# DATASET
....

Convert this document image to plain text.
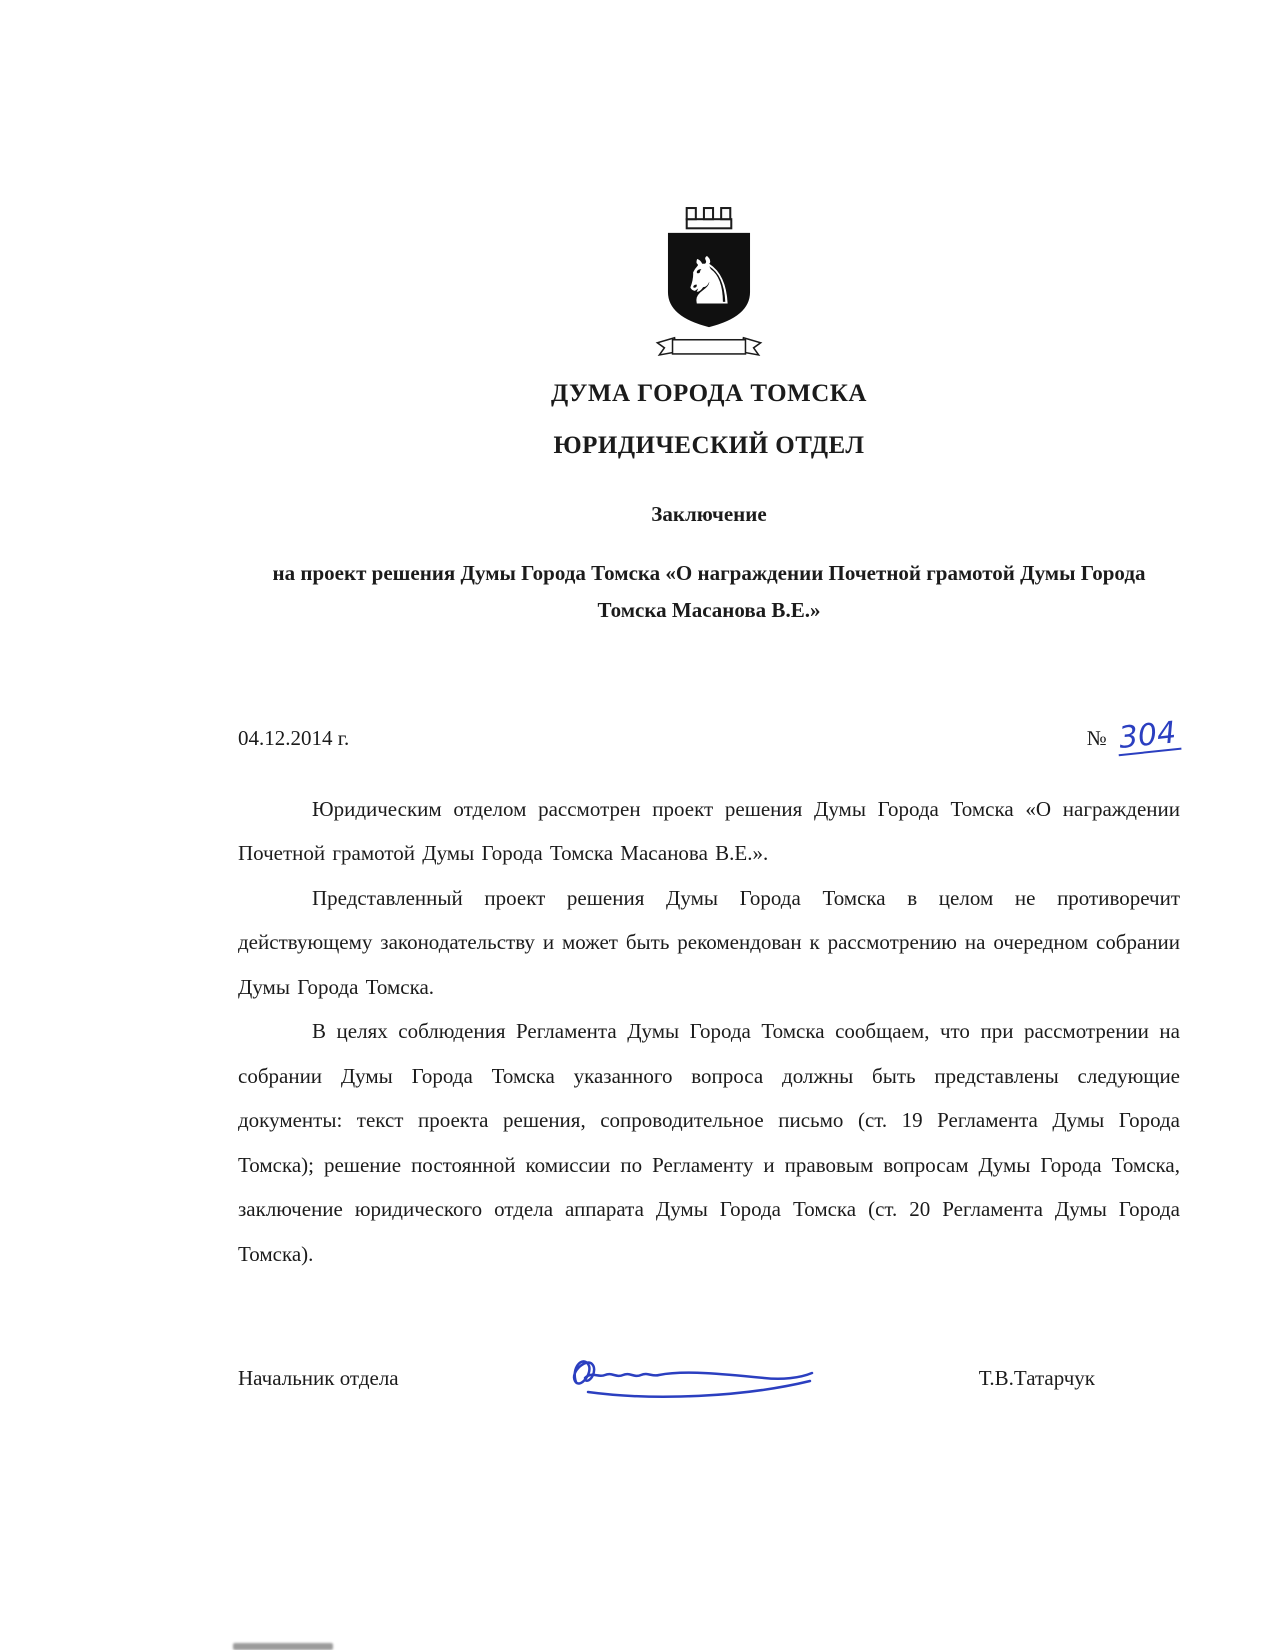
♞
ДУМА ГОРОДА ТОМСКА
ЮРИДИЧЕСКИЙ ОТДЕЛ
Заключение
на проект решения Думы Города Томска «О награждении Почетной грамотой Думы Города Томска Масанова В.Е.»
04.12.2014 г.	№ 304

Юридическим отделом рассмотрен проект решения Думы Города Томска «О награждении Почетной грамотой Думы Города Томска Масанова В.Е.».

Представленный проект решения Думы Города Томска в целом не противоречит действующему законодательству и может быть рекомендован к рассмотрению на очередном собрании Думы Города Томска.

В целях соблюдения Регламента Думы Города Томска сообщаем, что при рассмотрении на собрании Думы Города Томска указанного вопроса должны быть представлены следующие документы: текст проекта решения, сопроводительное письмо (ст. 19 Регламента Думы Города Томска); решение постоянной комиссии по Регламенту и правовым вопросам Думы Города Томска, заключение юридического отдела аппарата Думы Города Томска (ст. 20 Регламента Думы Города Томска).

Начальник отдела	Т.В.Татарчук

....

Copy all lines of the listing above that contain the string "награждении".

# EXERCISE ANSWER
на проект решения Думы Города Томска «О награждении Почетной грамотой Думы Города Томска Масанова В.Е.»
Юридическим отделом рассмотрен проект решения Думы Города Томска «О награждении Почетной грамотой Думы Города Томска Масанова В.Е.».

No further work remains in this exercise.